Task details -
Can you reproduce every line of the items below verbatim, leaving out the pictures?
BEGIN Data listing
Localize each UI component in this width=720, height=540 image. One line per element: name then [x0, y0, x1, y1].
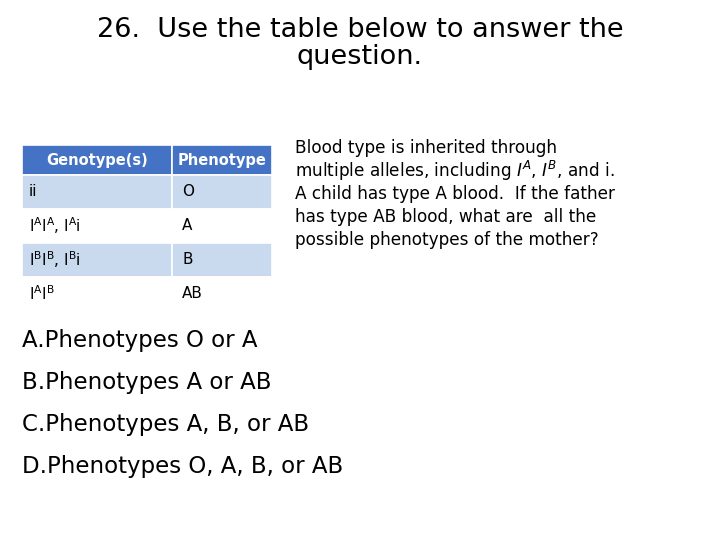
Bar — [22, 209, 172, 243]
Bar — [172, 243, 272, 277]
Text: has type AB blood, what are  all the: has type AB blood, what are all the — [295, 208, 596, 226]
Text: 26.  Use the table below to answer the: 26. Use the table below to answer the — [96, 17, 624, 43]
Text: ii: ii — [29, 185, 37, 199]
Text: $\mathregular{I^AI^A}$, $\mathregular{I^A}$i: $\mathregular{I^AI^A}$, $\mathregular{I^… — [29, 215, 81, 237]
Text: Phenotype: Phenotype — [178, 152, 266, 167]
Text: C.Phenotypes A, B, or AB: C.Phenotypes A, B, or AB — [22, 413, 309, 435]
Bar — [22, 277, 172, 311]
Bar — [22, 175, 172, 209]
Text: D.Phenotypes O, A, B, or AB: D.Phenotypes O, A, B, or AB — [22, 455, 343, 477]
Text: multiple alleles, including $I^A$, $I^B$, and i.: multiple alleles, including $I^A$, $I^B$… — [295, 159, 615, 183]
Text: question.: question. — [297, 44, 423, 70]
Bar — [22, 243, 172, 277]
Text: O: O — [182, 185, 194, 199]
Text: A: A — [182, 219, 192, 233]
Text: A child has type A blood.  If the father: A child has type A blood. If the father — [295, 185, 615, 203]
Bar — [172, 145, 272, 175]
Text: Genotype(s): Genotype(s) — [46, 152, 148, 167]
Text: $\mathregular{I^AI^B}$: $\mathregular{I^AI^B}$ — [29, 285, 55, 303]
Bar — [172, 209, 272, 243]
Bar — [22, 145, 172, 175]
Bar — [172, 175, 272, 209]
Bar — [172, 277, 272, 311]
Text: Blood type is inherited through: Blood type is inherited through — [295, 139, 557, 157]
Text: possible phenotypes of the mother?: possible phenotypes of the mother? — [295, 231, 598, 249]
Text: B: B — [182, 253, 192, 267]
Text: AB: AB — [182, 287, 203, 301]
Text: A.Phenotypes O or A: A.Phenotypes O or A — [22, 328, 258, 352]
Text: B.Phenotypes A or AB: B.Phenotypes A or AB — [22, 370, 271, 394]
Text: $\mathregular{I^BI^B}$, $\mathregular{I^B}$i: $\mathregular{I^BI^B}$, $\mathregular{I^… — [29, 249, 81, 271]
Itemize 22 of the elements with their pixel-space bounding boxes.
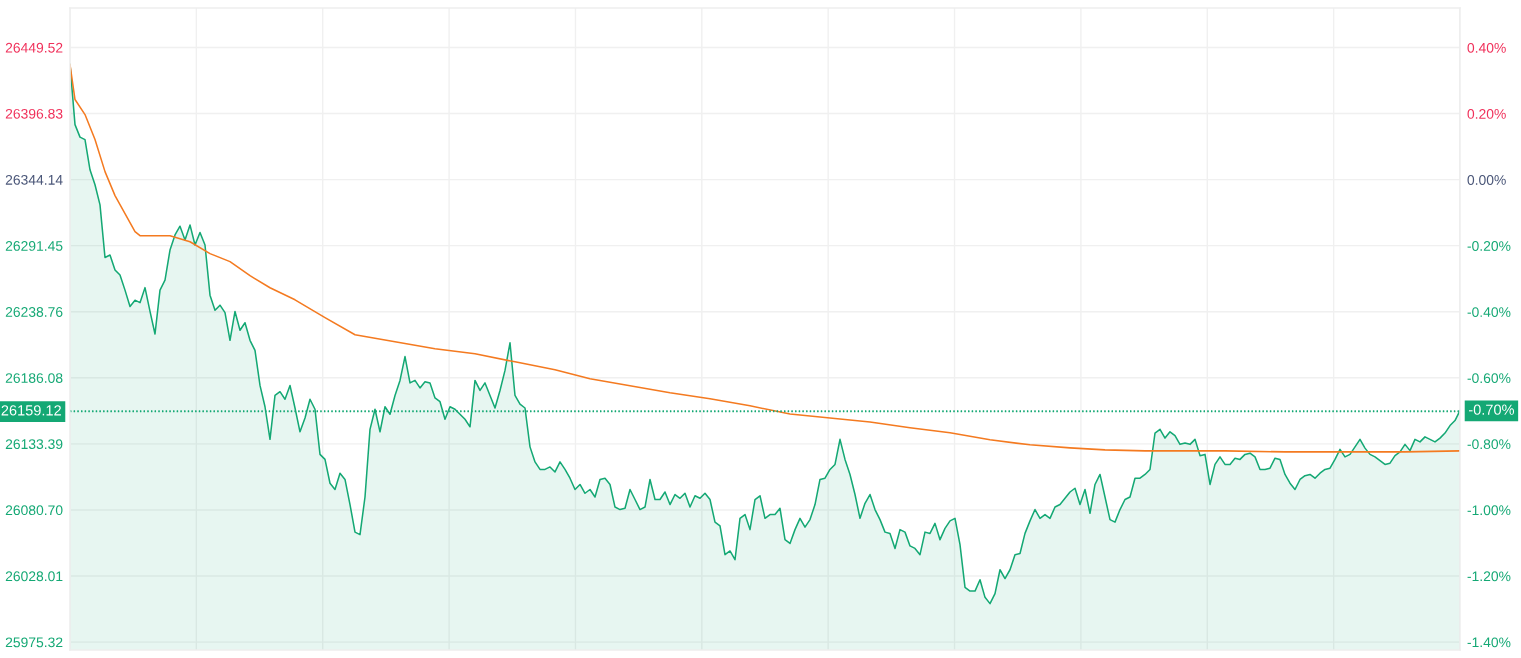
y-tick-label: 26080.70	[5, 505, 63, 516]
y2-tick-label: -1.20%	[1467, 571, 1511, 582]
y-tick-label: 26238.76	[5, 307, 63, 317]
y2-tick-label: 0.00%	[1467, 175, 1506, 185]
y2-tick-label: -1.40%	[1467, 637, 1511, 648]
y-tick-label: 26344.14	[5, 174, 63, 185]
y-tick-label: 26028.01	[5, 571, 63, 582]
y2-tick-label: -1.00%	[1467, 505, 1511, 516]
y2-tick-label: 0.40%	[1467, 42, 1506, 53]
y2-tick-label: 0.20%	[1467, 109, 1506, 119]
y-tick-label: 26186.08	[5, 373, 63, 383]
y2-tick-label: -0.20%	[1467, 241, 1511, 251]
y-tick-label: 26449.52	[5, 42, 63, 53]
y2-tick-label: -0.60%	[1467, 373, 1511, 384]
y-tick-label: 26291.45	[5, 241, 63, 251]
y-tick-label: 26133.39	[5, 439, 63, 450]
y2-tick-label: -0.40%	[1467, 307, 1511, 317]
y-tick-label: 26396.83	[5, 108, 63, 119]
y2-tick-label: -0.80%	[1467, 439, 1511, 450]
ref-line-label: 26159.12	[1, 405, 61, 416]
y-tick-label: 25975.32	[5, 637, 63, 648]
ref-line-label: -0.70%	[1468, 404, 1515, 415]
END Data listing
Full solution -
Localize each UI component in this width=720, height=540 image. One line per element: name then [x0, y0, x1, y1].
Bar — [22, 209, 172, 243]
Bar — [172, 243, 272, 277]
Text: has type AB blood, what are  all the: has type AB blood, what are all the — [295, 208, 596, 226]
Text: 26.  Use the table below to answer the: 26. Use the table below to answer the — [96, 17, 624, 43]
Text: ii: ii — [29, 185, 37, 199]
Text: $\mathregular{I^AI^A}$, $\mathregular{I^A}$i: $\mathregular{I^AI^A}$, $\mathregular{I^… — [29, 215, 81, 237]
Text: Phenotype: Phenotype — [178, 152, 266, 167]
Text: C.Phenotypes A, B, or AB: C.Phenotypes A, B, or AB — [22, 413, 309, 435]
Bar — [22, 277, 172, 311]
Bar — [22, 175, 172, 209]
Text: D.Phenotypes O, A, B, or AB: D.Phenotypes O, A, B, or AB — [22, 455, 343, 477]
Text: multiple alleles, including $I^A$, $I^B$, and i.: multiple alleles, including $I^A$, $I^B$… — [295, 159, 615, 183]
Text: question.: question. — [297, 44, 423, 70]
Bar — [22, 243, 172, 277]
Text: O: O — [182, 185, 194, 199]
Text: A: A — [182, 219, 192, 233]
Text: A child has type A blood.  If the father: A child has type A blood. If the father — [295, 185, 615, 203]
Bar — [172, 145, 272, 175]
Text: Genotype(s): Genotype(s) — [46, 152, 148, 167]
Text: $\mathregular{I^AI^B}$: $\mathregular{I^AI^B}$ — [29, 285, 55, 303]
Bar — [172, 209, 272, 243]
Bar — [22, 145, 172, 175]
Bar — [172, 175, 272, 209]
Bar — [172, 277, 272, 311]
Text: Blood type is inherited through: Blood type is inherited through — [295, 139, 557, 157]
Text: possible phenotypes of the mother?: possible phenotypes of the mother? — [295, 231, 598, 249]
Text: B: B — [182, 253, 192, 267]
Text: AB: AB — [182, 287, 203, 301]
Text: A.Phenotypes O or A: A.Phenotypes O or A — [22, 328, 258, 352]
Text: B.Phenotypes A or AB: B.Phenotypes A or AB — [22, 370, 271, 394]
Text: $\mathregular{I^BI^B}$, $\mathregular{I^B}$i: $\mathregular{I^BI^B}$, $\mathregular{I^… — [29, 249, 81, 271]
Itemize 22 of the elements with their pixel-space bounding boxes.
y-tick-label: 26080.70	[5, 505, 63, 516]
y2-tick-label: -1.20%	[1467, 571, 1511, 582]
y-tick-label: 26238.76	[5, 307, 63, 317]
y2-tick-label: 0.00%	[1467, 175, 1506, 185]
y2-tick-label: -1.40%	[1467, 637, 1511, 648]
y-tick-label: 26344.14	[5, 174, 63, 185]
y-tick-label: 26028.01	[5, 571, 63, 582]
y2-tick-label: -1.00%	[1467, 505, 1511, 516]
y2-tick-label: 0.40%	[1467, 42, 1506, 53]
y2-tick-label: 0.20%	[1467, 109, 1506, 119]
y-tick-label: 26186.08	[5, 373, 63, 383]
y2-tick-label: -0.20%	[1467, 241, 1511, 251]
y-tick-label: 26449.52	[5, 42, 63, 53]
y2-tick-label: -0.60%	[1467, 373, 1511, 384]
y-tick-label: 26291.45	[5, 241, 63, 251]
y-tick-label: 26133.39	[5, 439, 63, 450]
y2-tick-label: -0.40%	[1467, 307, 1511, 317]
y-tick-label: 26396.83	[5, 108, 63, 119]
y2-tick-label: -0.80%	[1467, 439, 1511, 450]
ref-line-label: 26159.12	[1, 405, 61, 416]
y-tick-label: 25975.32	[5, 637, 63, 648]
ref-line-label: -0.70%	[1468, 404, 1515, 415]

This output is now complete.